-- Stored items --

■ ■ ■ ■ ■

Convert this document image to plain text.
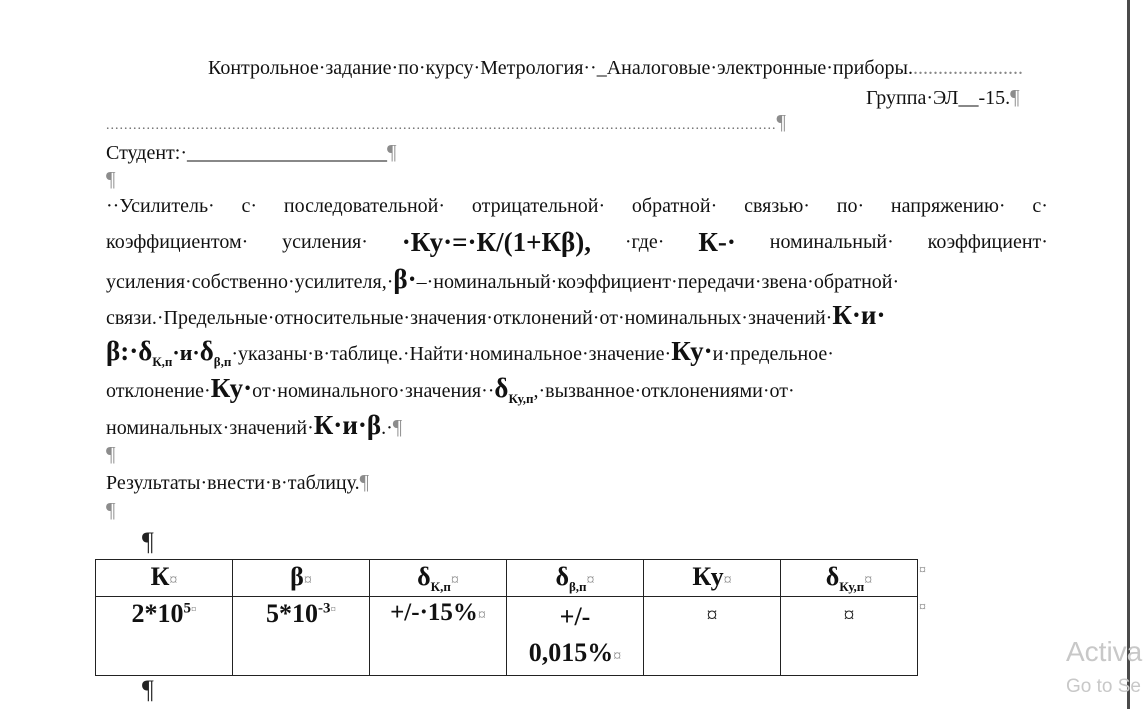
Контрольное·задание·по·курсу·Метрология··_Аналоговые·электронные·приборы.......................
Группа·ЭЛ__-15.¶
.....................................................................................................................................................¶
Студент:·____________________¶
¶
··Усилитель· с· последовательной· отрицательной· обратной· связью· по· напряжению· с·
коэффициентом· усиления· ·Ку·=·К/(1+Кβ), ·где· К-· номинальный· коэффициент·
усиления·собственно·усилителя,·β·–·номинальный·коэффициент·передачи·звена·обратной·
связи.·Предельные·относительные·значения·отклонений·от·номинальных·значений·К·и·
$\beta:\cdot\delta_{К,п}\cdot и\cdot\delta_{\beta,п}\cdot указаны\cdot в\cdot таблице.\cdot Найти\cdot номинальное\cdot значение\cdot Ку\cdot и\cdot предельное\cdot$
$отклонение\cdot Ку\cdot от\cdot номинального\cdot значения\cdot\cdot\delta_{Ку,п},\cdot вызванное\cdot отклонениями\cdot от\cdot$
номинальных·значений·К·и·β.·¶
¶
Результаты·внести·в·таблицу.¶
¶
¶
К¤	β¤	$\delta_{К,п}¤$	$\delta_{\beta,п}¤$	Ку¤	$\delta_{Ку,п}¤$
$2*10^{5¤}$	$5*10^{-3¤}$	+/-·15%¤	+/-
0,015%¤	¤	¤
¤
¤
¶
Activa
Go to Se
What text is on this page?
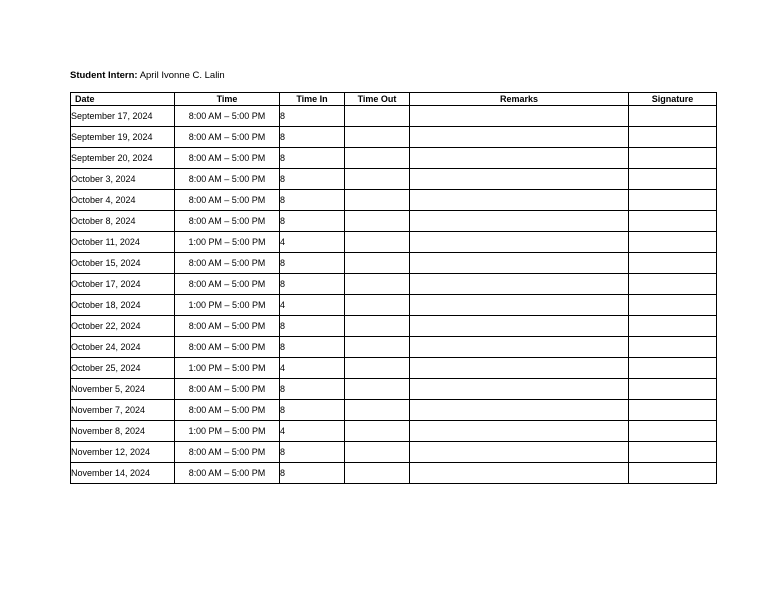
Student Intern: April Ivonne C. Lalin
Date	Time	Time In	Time Out	Remarks	Signature
September 17, 2024	8:00 AM – 5:00 PM	8			
September 19, 2024	8:00 AM – 5:00 PM	8			
September 20, 2024	8:00 AM – 5:00 PM	8			
October 3, 2024	8:00 AM – 5:00 PM	8			
October 4, 2024	8:00 AM – 5:00 PM	8			
October 8, 2024	8:00 AM – 5:00 PM	8			
October 11, 2024	1:00 PM – 5:00 PM	4			
October 15, 2024	8:00 AM – 5:00 PM	8			
October 17, 2024	8:00 AM – 5:00 PM	8			
October 18, 2024	1:00 PM – 5:00 PM	4			
October 22, 2024	8:00 AM – 5:00 PM	8			
October 24, 2024	8:00 AM – 5:00 PM	8			
October 25, 2024	1:00 PM – 5:00 PM	4			
November 5, 2024	8:00 AM – 5:00 PM	8			
November 7, 2024	8:00 AM – 5:00 PM	8			
November 8, 2024	1:00 PM – 5:00 PM	4			
November 12, 2024	8:00 AM – 5:00 PM	8			
November 14, 2024	8:00 AM – 5:00 PM	8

■ ■ ■ ■ ■

-- Objective --
Each record above should be copied character for character, with pictures dropped.

-- Answer to this task --
Convert this document image to plain text.
Контрольное·задание·по·курсу·Метрология··_Аналоговые·электронные·приборы.......................
Группа·ЭЛ__-15.¶
.....................................................................................................................................................¶
Студент:·____________________¶
¶
··Усилитель· с· последовательной· отрицательной· обратной· связью· по· напряжению· с·
коэффициентом· усиления· ·Ку·=·К/(1+Кβ), ·где· К-· номинальный· коэффициент·
усиления·собственно·усилителя,·β·–·номинальный·коэффициент·передачи·звена·обратной·
связи.·Предельные·относительные·значения·отклонений·от·номинальных·значений·К·и·
$\beta:\cdot\delta_{К,п}\cdot и\cdot\delta_{\beta,п}\cdot указаны\cdot в\cdot таблице.\cdot Найти\cdot номинальное\cdot значение\cdot Ку\cdot и\cdot предельное\cdot$
$отклонение\cdot Ку\cdot от\cdot номинального\cdot значения\cdot\cdot\delta_{Ку,п},\cdot вызванное\cdot отклонениями\cdot от\cdot$
номинальных·значений·К·и·β.·¶
¶
Результаты·внести·в·таблицу.¶
¶
¶
К¤	β¤	$\delta_{К,п}¤$	$\delta_{\beta,п}¤$	Ку¤	$\delta_{Ку,п}¤$
$2*10^{5¤}$	$5*10^{-3¤}$	+/-·15%¤	+/-
0,015%¤	¤	¤
¤
¤
¶
Activa
Go to Se
What text is on this page?
Student Intern: April Ivonne C. Lalin
Date	Time	Time In	Time Out	Remarks	Signature
September 17, 2024	8:00 AM – 5:00 PM	8			
September 19, 2024	8:00 AM – 5:00 PM	8			
September 20, 2024	8:00 AM – 5:00 PM	8			
October 3, 2024	8:00 AM – 5:00 PM	8			
October 4, 2024	8:00 AM – 5:00 PM	8			
October 8, 2024	8:00 AM – 5:00 PM	8			
October 11, 2024	1:00 PM – 5:00 PM	4			
October 15, 2024	8:00 AM – 5:00 PM	8			
October 17, 2024	8:00 AM – 5:00 PM	8			
October 18, 2024	1:00 PM – 5:00 PM	4			
October 22, 2024	8:00 AM – 5:00 PM	8			
October 24, 2024	8:00 AM – 5:00 PM	8			
October 25, 2024	1:00 PM – 5:00 PM	4			
November 5, 2024	8:00 AM – 5:00 PM	8			
November 7, 2024	8:00 AM – 5:00 PM	8			
November 8, 2024	1:00 PM – 5:00 PM	4			
November 12, 2024	8:00 AM – 5:00 PM	8			
November 14, 2024	8:00 AM – 5:00 PM	8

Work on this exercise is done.